● **WHAT YOU WILL DO**:
Return each entry exactly, with none missing.

● **DATASET EXCERPTS**:

---+---

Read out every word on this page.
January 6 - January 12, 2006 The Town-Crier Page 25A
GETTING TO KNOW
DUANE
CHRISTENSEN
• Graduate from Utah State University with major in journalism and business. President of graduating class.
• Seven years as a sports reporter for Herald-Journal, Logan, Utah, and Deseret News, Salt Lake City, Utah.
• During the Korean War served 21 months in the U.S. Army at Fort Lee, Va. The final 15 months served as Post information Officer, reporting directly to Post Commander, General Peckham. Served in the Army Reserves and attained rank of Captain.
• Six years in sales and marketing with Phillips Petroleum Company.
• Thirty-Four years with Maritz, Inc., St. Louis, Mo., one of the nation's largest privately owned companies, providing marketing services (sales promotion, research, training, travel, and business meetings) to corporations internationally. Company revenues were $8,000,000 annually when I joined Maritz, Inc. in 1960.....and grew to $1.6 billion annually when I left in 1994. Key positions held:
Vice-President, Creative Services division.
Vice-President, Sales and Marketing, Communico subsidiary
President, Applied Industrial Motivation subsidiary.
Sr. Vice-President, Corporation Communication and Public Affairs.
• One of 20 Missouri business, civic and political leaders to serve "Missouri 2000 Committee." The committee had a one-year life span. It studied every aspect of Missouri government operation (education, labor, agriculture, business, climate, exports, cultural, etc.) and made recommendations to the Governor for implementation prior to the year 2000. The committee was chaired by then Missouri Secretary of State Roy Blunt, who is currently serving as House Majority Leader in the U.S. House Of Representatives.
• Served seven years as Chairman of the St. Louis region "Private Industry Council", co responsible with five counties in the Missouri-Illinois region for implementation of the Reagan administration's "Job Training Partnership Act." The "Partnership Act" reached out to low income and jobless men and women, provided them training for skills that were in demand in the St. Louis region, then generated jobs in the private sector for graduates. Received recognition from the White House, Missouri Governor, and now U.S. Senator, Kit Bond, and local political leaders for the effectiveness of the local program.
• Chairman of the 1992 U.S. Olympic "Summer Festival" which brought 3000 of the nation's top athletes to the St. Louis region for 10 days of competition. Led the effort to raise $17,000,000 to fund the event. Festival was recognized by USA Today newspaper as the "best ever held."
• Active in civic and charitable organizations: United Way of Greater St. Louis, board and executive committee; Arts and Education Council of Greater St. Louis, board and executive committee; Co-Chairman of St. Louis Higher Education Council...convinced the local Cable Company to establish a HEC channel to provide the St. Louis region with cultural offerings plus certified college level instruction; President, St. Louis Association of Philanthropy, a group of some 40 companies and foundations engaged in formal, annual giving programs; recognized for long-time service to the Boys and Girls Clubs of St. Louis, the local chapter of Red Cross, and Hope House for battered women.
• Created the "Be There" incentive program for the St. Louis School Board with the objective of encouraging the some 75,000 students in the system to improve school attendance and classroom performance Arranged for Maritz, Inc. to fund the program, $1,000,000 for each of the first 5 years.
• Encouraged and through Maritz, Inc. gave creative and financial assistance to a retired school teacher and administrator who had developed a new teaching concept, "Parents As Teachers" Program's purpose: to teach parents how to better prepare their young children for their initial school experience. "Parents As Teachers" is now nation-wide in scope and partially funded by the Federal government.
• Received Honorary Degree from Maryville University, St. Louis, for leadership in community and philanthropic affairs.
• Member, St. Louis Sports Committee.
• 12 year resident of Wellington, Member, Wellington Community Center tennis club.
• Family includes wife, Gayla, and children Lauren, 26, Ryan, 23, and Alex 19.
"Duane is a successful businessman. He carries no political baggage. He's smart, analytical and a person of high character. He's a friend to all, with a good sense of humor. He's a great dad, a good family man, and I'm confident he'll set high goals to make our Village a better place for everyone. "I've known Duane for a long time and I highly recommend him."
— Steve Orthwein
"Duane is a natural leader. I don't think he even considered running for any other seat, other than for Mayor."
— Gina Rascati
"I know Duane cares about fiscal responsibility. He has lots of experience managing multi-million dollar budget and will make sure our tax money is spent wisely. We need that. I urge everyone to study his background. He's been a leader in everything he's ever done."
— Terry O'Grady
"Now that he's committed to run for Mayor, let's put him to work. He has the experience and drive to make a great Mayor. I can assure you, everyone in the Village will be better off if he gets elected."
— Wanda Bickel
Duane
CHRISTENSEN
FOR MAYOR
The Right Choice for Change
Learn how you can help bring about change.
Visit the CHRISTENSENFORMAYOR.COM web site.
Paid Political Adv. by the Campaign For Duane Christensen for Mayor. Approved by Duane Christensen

---+---

● **SOLUTION TO THIS PROBLEM**:
Read out every word on this page.
January 6 - January 12, 2006 The Town-Crier Page 25A
GETTING TO KNOW
DUANE
CHRISTENSEN
• Graduate from Utah State University with major in journalism and business. President of graduating class.
• Seven years as a sports reporter for Herald-Journal, Logan, Utah, and Deseret News, Salt Lake City, Utah.
• During the Korean War served 21 months in the U.S. Army at Fort Lee, Va. The final 15 months served as Post information Officer, reporting directly to Post Commander, General Peckham. Served in the Army Reserves and attained rank of Captain.
• Six years in sales and marketing with Phillips Petroleum Company.
• Thirty-Four years with Maritz, Inc., St. Louis, Mo., one of the nation's largest privately owned companies, providing marketing services (sales promotion, research, training, travel, and business meetings) to corporations internationally. Company revenues were $8,000,000 annually when I joined Maritz, Inc. in 1960.....and grew to $1.6 billion annually when I left in 1994. Key positions held:
Vice-President, Creative Services division.
Vice-President, Sales and Marketing, Communico subsidiary
President, Applied Industrial Motivation subsidiary.
Sr. Vice-President, Corporation Communication and Public Affairs.
• One of 20 Missouri business, civic and political leaders to serve "Missouri 2000 Committee." The committee had a one-year life span. It studied every aspect of Missouri government operation (education, labor, agriculture, business, climate, exports, cultural, etc.) and made recommendations to the Governor for implementation prior to the year 2000. The committee was chaired by then Missouri Secretary of State Roy Blunt, who is currently serving as House Majority Leader in the U.S. House Of Representatives.
• Served seven years as Chairman of the St. Louis region "Private Industry Council", co responsible with five counties in the Missouri-Illinois region for implementation of the Reagan administration's "Job Training Partnership Act." The "Partnership Act" reached out to low income and jobless men and women, provided them training for skills that were in demand in the St. Louis region, then generated jobs in the private sector for graduates. Received recognition from the White House, Missouri Governor, and now U.S. Senator, Kit Bond, and local political leaders for the effectiveness of the local program.
• Chairman of the 1992 U.S. Olympic "Summer Festival" which brought 3000 of the nation's top athletes to the St. Louis region for 10 days of competition. Led the effort to raise $17,000,000 to fund the event. Festival was recognized by USA Today newspaper as the "best ever held."
• Active in civic and charitable organizations: United Way of Greater St. Louis, board and executive committee; Arts and Education Council of Greater St. Louis, board and executive committee; Co-Chairman of St. Louis Higher Education Council...convinced the local Cable Company to establish a HEC channel to provide the St. Louis region with cultural offerings plus certified college level instruction; President, St. Louis Association of Philanthropy, a group of some 40 companies and foundations engaged in formal, annual giving programs; recognized for long-time service to the Boys and Girls Clubs of St. Louis, the local chapter of Red Cross, and Hope House for battered women.
• Created the "Be There" incentive program for the St. Louis School Board with the objective of encouraging the some 75,000 students in the system to improve school attendance and classroom performance Arranged for Maritz, Inc. to fund the program, $1,000,000 for each of the first 5 years.
• Encouraged and through Maritz, Inc. gave creative and financial assistance to a retired school teacher and administrator who had developed a new teaching concept, "Parents As Teachers" Program's purpose: to teach parents how to better prepare their young children for their initial school experience. "Parents As Teachers" is now nation-wide in scope and partially funded by the Federal government.
• Received Honorary Degree from Maryville University, St. Louis, for leadership in community and philanthropic affairs.
• Member, St. Louis Sports Committee.
• 12 year resident of Wellington, Member, Wellington Community Center tennis club.
• Family includes wife, Gayla, and children Lauren, 26, Ryan, 23, and Alex 19.
"Duane is a successful businessman. He carries no political baggage. He's smart, analytical and a person of high character. He's a friend to all, with a good sense of humor. He's a great dad, a good family man, and I'm confident he'll set high goals to make our Village a better place for everyone. "I've known Duane for a long time and I highly recommend him."
— Steve Orthwein
"Duane is a natural leader. I don't think he even considered running for any other seat, other than for Mayor."
— Gina Rascati
"I know Duane cares about fiscal responsibility. He has lots of experience managing multi-million dollar budget and will make sure our tax money is spent wisely. We need that. I urge everyone to study his background. He's been a leader in everything he's ever done."
— Terry O'Grady
"Now that he's committed to run for Mayor, let's put him to work. He has the experience and drive to make a great Mayor. I can assure you, everyone in the Village will be better off if he gets elected."
— Wanda Bickel
Duane
CHRISTENSEN
FOR MAYOR
The Right Choice for Change
Learn how you can help bring about change.
Visit the CHRISTENSENFORMAYOR.COM web site.
Paid Political Adv. by the Campaign For Duane Christensen for Mayor. Approved by Duane Christensen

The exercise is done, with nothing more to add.